- Task to complete -
Quote the data below in full, please, without altering anything.
-- START OF Supplied material --
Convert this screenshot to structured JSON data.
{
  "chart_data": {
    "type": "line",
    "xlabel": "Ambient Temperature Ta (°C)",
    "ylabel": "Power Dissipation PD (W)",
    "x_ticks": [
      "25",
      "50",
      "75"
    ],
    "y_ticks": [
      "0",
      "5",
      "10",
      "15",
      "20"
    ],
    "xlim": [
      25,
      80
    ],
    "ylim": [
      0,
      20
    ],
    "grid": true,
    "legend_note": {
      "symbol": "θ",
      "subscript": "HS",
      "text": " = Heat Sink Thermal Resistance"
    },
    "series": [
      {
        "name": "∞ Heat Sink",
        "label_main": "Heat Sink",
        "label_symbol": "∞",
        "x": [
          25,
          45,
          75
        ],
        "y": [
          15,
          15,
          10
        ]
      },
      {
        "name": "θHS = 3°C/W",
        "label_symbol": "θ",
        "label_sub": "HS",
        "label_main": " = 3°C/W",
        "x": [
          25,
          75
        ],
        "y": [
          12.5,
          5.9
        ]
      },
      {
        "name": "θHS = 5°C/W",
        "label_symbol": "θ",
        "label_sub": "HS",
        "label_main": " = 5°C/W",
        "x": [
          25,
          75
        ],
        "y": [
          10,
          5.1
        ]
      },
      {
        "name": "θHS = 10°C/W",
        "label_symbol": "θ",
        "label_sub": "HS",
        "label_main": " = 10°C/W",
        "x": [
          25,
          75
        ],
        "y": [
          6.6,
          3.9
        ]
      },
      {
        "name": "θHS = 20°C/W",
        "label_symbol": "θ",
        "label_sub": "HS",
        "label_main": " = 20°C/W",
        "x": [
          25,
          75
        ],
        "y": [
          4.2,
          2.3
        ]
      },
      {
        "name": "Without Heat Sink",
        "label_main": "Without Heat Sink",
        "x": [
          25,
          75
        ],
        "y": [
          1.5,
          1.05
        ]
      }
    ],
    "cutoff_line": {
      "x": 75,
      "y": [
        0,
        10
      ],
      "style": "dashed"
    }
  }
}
-- END OF Supplied material --
- Written answer -
Convert this screenshot to structured JSON data.
{
  "chart_data": {
    "type": "line",
    "xlabel": "Ambient Temperature Ta (°C)",
    "ylabel": "Power Dissipation PD (W)",
    "x_ticks": [
      "25",
      "50",
      "75"
    ],
    "y_ticks": [
      "0",
      "5",
      "10",
      "15",
      "20"
    ],
    "xlim": [
      25,
      80
    ],
    "ylim": [
      0,
      20
    ],
    "grid": true,
    "legend_note": {
      "symbol": "θ",
      "subscript": "HS",
      "text": " = Heat Sink Thermal Resistance"
    },
    "series": [
      {
        "name": "∞ Heat Sink",
        "label_main": "Heat Sink",
        "label_symbol": "∞",
        "x": [
          25,
          45,
          75
        ],
        "y": [
          15,
          15,
          10
        ]
      },
      {
        "name": "θHS = 3°C/W",
        "label_symbol": "θ",
        "label_sub": "HS",
        "label_main": " = 3°C/W",
        "x": [
          25,
          75
        ],
        "y": [
          12.5,
          5.9
        ]
      },
      {
        "name": "θHS = 5°C/W",
        "label_symbol": "θ",
        "label_sub": "HS",
        "label_main": " = 5°C/W",
        "x": [
          25,
          75
        ],
        "y": [
          10,
          5.1
        ]
      },
      {
        "name": "θHS = 10°C/W",
        "label_symbol": "θ",
        "label_sub": "HS",
        "label_main": " = 10°C/W",
        "x": [
          25,
          75
        ],
        "y": [
          6.6,
          3.9
        ]
      },
      {
        "name": "θHS = 20°C/W",
        "label_symbol": "θ",
        "label_sub": "HS",
        "label_main": " = 20°C/W",
        "x": [
          25,
          75
        ],
        "y": [
          4.2,
          2.3
        ]
      },
      {
        "name": "Without Heat Sink",
        "label_main": "Without Heat Sink",
        "x": [
          25,
          75
        ],
        "y": [
          1.5,
          1.05
        ]
      }
    ],
    "cutoff_line": {
      "x": 75,
      "y": [
        0,
        10
      ],
      "style": "dashed"
    }
  }
}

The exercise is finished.